§ **Exercise description**
Provide nothing but the number of lines containing the string "name".
# # # #
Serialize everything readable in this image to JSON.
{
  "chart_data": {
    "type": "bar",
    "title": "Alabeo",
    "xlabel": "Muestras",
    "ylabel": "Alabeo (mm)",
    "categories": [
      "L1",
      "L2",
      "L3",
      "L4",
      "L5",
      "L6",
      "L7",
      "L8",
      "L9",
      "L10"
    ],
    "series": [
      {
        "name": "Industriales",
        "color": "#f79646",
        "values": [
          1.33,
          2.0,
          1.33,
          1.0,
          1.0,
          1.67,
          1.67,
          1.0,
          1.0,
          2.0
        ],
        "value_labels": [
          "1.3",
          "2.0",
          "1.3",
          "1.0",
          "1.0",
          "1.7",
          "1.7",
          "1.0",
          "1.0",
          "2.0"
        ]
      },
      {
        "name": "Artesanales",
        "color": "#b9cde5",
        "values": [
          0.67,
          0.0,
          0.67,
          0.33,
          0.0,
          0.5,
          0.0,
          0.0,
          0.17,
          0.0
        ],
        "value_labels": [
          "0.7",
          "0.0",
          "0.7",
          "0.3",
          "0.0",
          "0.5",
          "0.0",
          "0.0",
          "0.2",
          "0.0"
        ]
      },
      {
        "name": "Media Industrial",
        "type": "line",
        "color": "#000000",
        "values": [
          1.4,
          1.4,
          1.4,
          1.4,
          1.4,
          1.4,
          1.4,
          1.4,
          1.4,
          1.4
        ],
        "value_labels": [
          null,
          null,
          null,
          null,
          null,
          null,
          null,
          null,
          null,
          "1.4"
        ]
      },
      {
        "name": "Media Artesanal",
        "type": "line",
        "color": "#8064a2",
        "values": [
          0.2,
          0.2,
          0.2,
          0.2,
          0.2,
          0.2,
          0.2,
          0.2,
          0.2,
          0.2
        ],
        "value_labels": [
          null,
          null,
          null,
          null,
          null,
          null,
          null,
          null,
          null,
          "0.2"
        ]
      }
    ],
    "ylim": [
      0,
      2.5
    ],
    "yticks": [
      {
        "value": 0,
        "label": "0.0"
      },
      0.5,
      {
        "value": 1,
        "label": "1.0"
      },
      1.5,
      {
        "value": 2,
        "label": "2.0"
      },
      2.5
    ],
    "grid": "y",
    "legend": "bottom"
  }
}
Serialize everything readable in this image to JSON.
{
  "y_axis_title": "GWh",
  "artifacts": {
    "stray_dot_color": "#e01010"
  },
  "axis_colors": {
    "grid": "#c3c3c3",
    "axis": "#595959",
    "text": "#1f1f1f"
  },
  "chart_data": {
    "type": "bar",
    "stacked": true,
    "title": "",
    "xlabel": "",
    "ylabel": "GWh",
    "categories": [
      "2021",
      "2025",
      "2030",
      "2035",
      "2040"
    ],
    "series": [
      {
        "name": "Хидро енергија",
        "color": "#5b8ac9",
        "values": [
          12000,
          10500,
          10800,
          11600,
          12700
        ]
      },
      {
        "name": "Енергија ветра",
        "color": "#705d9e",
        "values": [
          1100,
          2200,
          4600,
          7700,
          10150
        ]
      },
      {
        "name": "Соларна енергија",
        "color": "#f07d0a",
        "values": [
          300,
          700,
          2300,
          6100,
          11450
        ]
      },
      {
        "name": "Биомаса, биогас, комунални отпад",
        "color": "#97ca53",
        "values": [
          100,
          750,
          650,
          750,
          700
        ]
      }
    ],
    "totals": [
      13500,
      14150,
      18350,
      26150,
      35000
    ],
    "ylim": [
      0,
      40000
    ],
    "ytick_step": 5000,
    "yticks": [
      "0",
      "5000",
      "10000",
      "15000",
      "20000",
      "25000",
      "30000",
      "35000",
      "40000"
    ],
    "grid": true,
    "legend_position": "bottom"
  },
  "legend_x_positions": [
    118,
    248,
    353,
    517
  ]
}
# # # #
§ **Expected output**
8